__Requirement__
Reproduce the rows below word for word, omitting any pictures.

__Data supplied__
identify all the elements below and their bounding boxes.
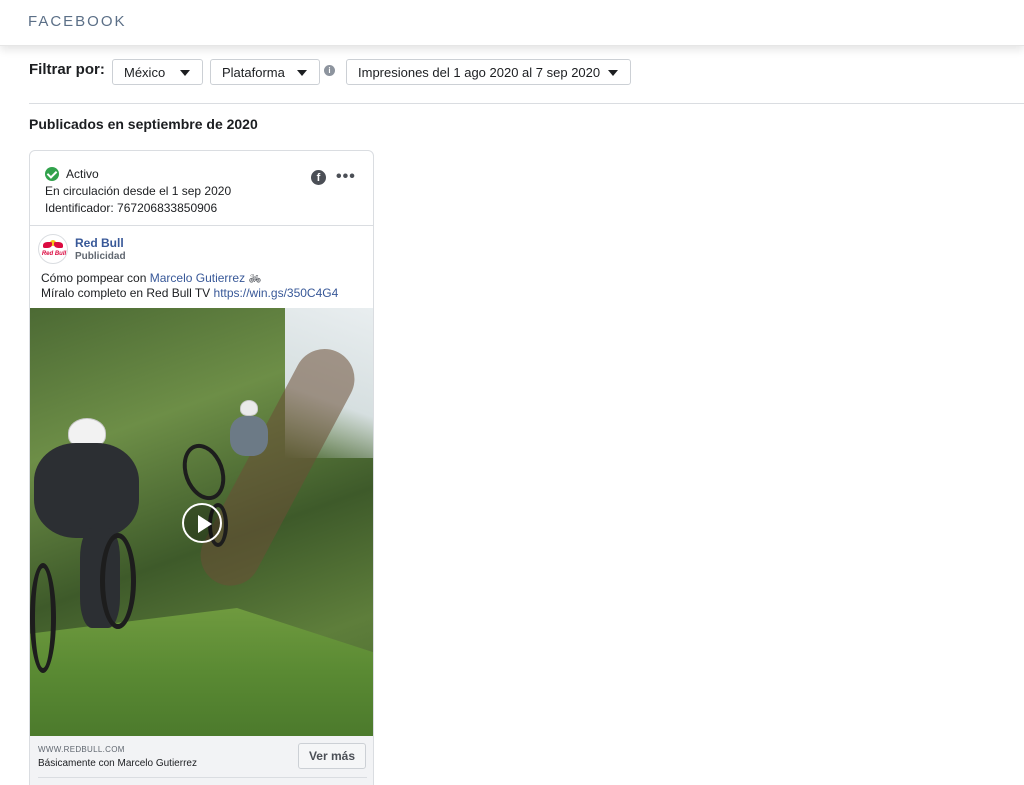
info-icon[interactable]: i bbox=[324, 65, 335, 76]
see-more-button[interactable]: Ver más bbox=[298, 743, 366, 769]
filter-divider bbox=[29, 103, 1024, 104]
cta-title: Básicamente con Marcelo Gutierrez bbox=[38, 758, 197, 769]
card-divider bbox=[30, 225, 373, 226]
page-name-link[interactable]: Red Bull bbox=[75, 236, 124, 250]
caret-down-icon bbox=[180, 70, 190, 76]
date-range-dropdown[interactable]: Impresiones del 1 ago 2020 al 7 sep 2020 bbox=[346, 59, 631, 85]
post-text-line-2: Míralo completo en Red Bull TV https://w… bbox=[41, 286, 339, 300]
ad-identifier: Identificador: 767206833850906 bbox=[45, 201, 218, 215]
platform-dropdown[interactable]: Plataforma bbox=[210, 59, 320, 85]
check-circle-icon bbox=[45, 167, 59, 181]
status-text: Activo bbox=[66, 167, 99, 181]
top-bar: FACEBOOK bbox=[0, 0, 1024, 46]
url-link[interactable]: https://win.gs/350C4G4 bbox=[214, 286, 339, 300]
platform-dropdown-value: Plataforma bbox=[222, 64, 285, 80]
country-dropdown-value: México bbox=[124, 64, 166, 80]
bicycle-icon: 🚲︎ bbox=[248, 274, 262, 285]
cta-divider bbox=[38, 777, 367, 778]
mention-link[interactable]: Marcelo Gutierrez bbox=[150, 271, 245, 285]
call-to-action-bar: WWW.REDBULL.COM Básicamente con Marcelo … bbox=[30, 736, 373, 785]
section-title: Publicados en septiembre de 2020 bbox=[29, 116, 258, 132]
ad-status: Activo bbox=[45, 167, 99, 181]
country-dropdown[interactable]: México bbox=[112, 59, 203, 85]
facebook-icon: f bbox=[311, 170, 326, 185]
post-text-line-1: Cómo pompear con Marcelo Gutierrez 🚲︎ bbox=[41, 271, 262, 285]
filter-label: Filtrar por: bbox=[29, 61, 105, 78]
avatar-logo-text: Red Bull bbox=[41, 251, 67, 257]
ad-video[interactable] bbox=[30, 308, 373, 736]
play-icon[interactable] bbox=[182, 503, 222, 543]
cta-domain: WWW.REDBULL.COM bbox=[38, 745, 125, 754]
running-since: En circulación desde el 1 sep 2020 bbox=[45, 184, 232, 198]
avatar[interactable]: Red Bull bbox=[38, 234, 68, 264]
caret-down-icon bbox=[297, 70, 307, 76]
more-options-icon[interactable]: ••• bbox=[336, 168, 356, 186]
sponsored-label: Publicidad bbox=[75, 251, 126, 262]
ad-card: Activo En circulación desde el 1 sep 202… bbox=[29, 150, 374, 785]
date-range-dropdown-value: Impresiones del 1 ago 2020 al 7 sep 2020 bbox=[358, 64, 601, 80]
brand-logo[interactable]: FACEBOOK bbox=[28, 13, 127, 30]
caret-down-icon bbox=[608, 70, 618, 76]
rider-helmet bbox=[240, 400, 258, 416]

__Written response__
identify all the elements below and their bounding boxes.
info-icon[interactable]: i bbox=[324, 65, 335, 76]
see-more-button[interactable]: Ver más bbox=[298, 743, 366, 769]
filter-divider bbox=[29, 103, 1024, 104]
cta-title: Básicamente con Marcelo Gutierrez bbox=[38, 758, 197, 769]
card-divider bbox=[30, 225, 373, 226]
page-name-link[interactable]: Red Bull bbox=[75, 236, 124, 250]
caret-down-icon bbox=[180, 70, 190, 76]
date-range-dropdown[interactable]: Impresiones del 1 ago 2020 al 7 sep 2020 bbox=[346, 59, 631, 85]
post-text-line-2: Míralo completo en Red Bull TV https://w… bbox=[41, 286, 339, 300]
ad-identifier: Identificador: 767206833850906 bbox=[45, 201, 218, 215]
platform-dropdown[interactable]: Plataforma bbox=[210, 59, 320, 85]
check-circle-icon bbox=[45, 167, 59, 181]
status-text: Activo bbox=[66, 167, 99, 181]
top-bar: FACEBOOK bbox=[0, 0, 1024, 46]
url-link[interactable]: https://win.gs/350C4G4 bbox=[214, 286, 339, 300]
platform-dropdown-value: Plataforma bbox=[222, 64, 285, 80]
country-dropdown-value: México bbox=[124, 64, 166, 80]
bicycle-icon: 🚲︎ bbox=[248, 274, 262, 285]
cta-divider bbox=[38, 777, 367, 778]
mention-link[interactable]: Marcelo Gutierrez bbox=[150, 271, 245, 285]
call-to-action-bar: WWW.REDBULL.COM Básicamente con Marcelo … bbox=[30, 736, 373, 785]
section-title: Publicados en septiembre de 2020 bbox=[29, 116, 258, 132]
ad-status: Activo bbox=[45, 167, 99, 181]
country-dropdown[interactable]: México bbox=[112, 59, 203, 85]
facebook-icon: f bbox=[311, 170, 326, 185]
post-text-line-1: Cómo pompear con Marcelo Gutierrez 🚲︎ bbox=[41, 271, 262, 285]
filter-label: Filtrar por: bbox=[29, 61, 105, 78]
avatar-logo-text: Red Bull bbox=[41, 251, 67, 257]
ad-video[interactable] bbox=[30, 308, 373, 736]
play-icon[interactable] bbox=[182, 503, 222, 543]
cta-domain: WWW.REDBULL.COM bbox=[38, 745, 125, 754]
running-since: En circulación desde el 1 sep 2020 bbox=[45, 184, 232, 198]
avatar[interactable]: Red Bull bbox=[38, 234, 68, 264]
caret-down-icon bbox=[297, 70, 307, 76]
more-options-icon[interactable]: ••• bbox=[336, 168, 356, 186]
sponsored-label: Publicidad bbox=[75, 251, 126, 262]
ad-card: Activo En circulación desde el 1 sep 202… bbox=[29, 150, 374, 785]
date-range-dropdown-value: Impresiones del 1 ago 2020 al 7 sep 2020 bbox=[358, 64, 601, 80]
brand-logo[interactable]: FACEBOOK bbox=[28, 13, 127, 30]
caret-down-icon bbox=[608, 70, 618, 76]
rider-helmet bbox=[240, 400, 258, 416]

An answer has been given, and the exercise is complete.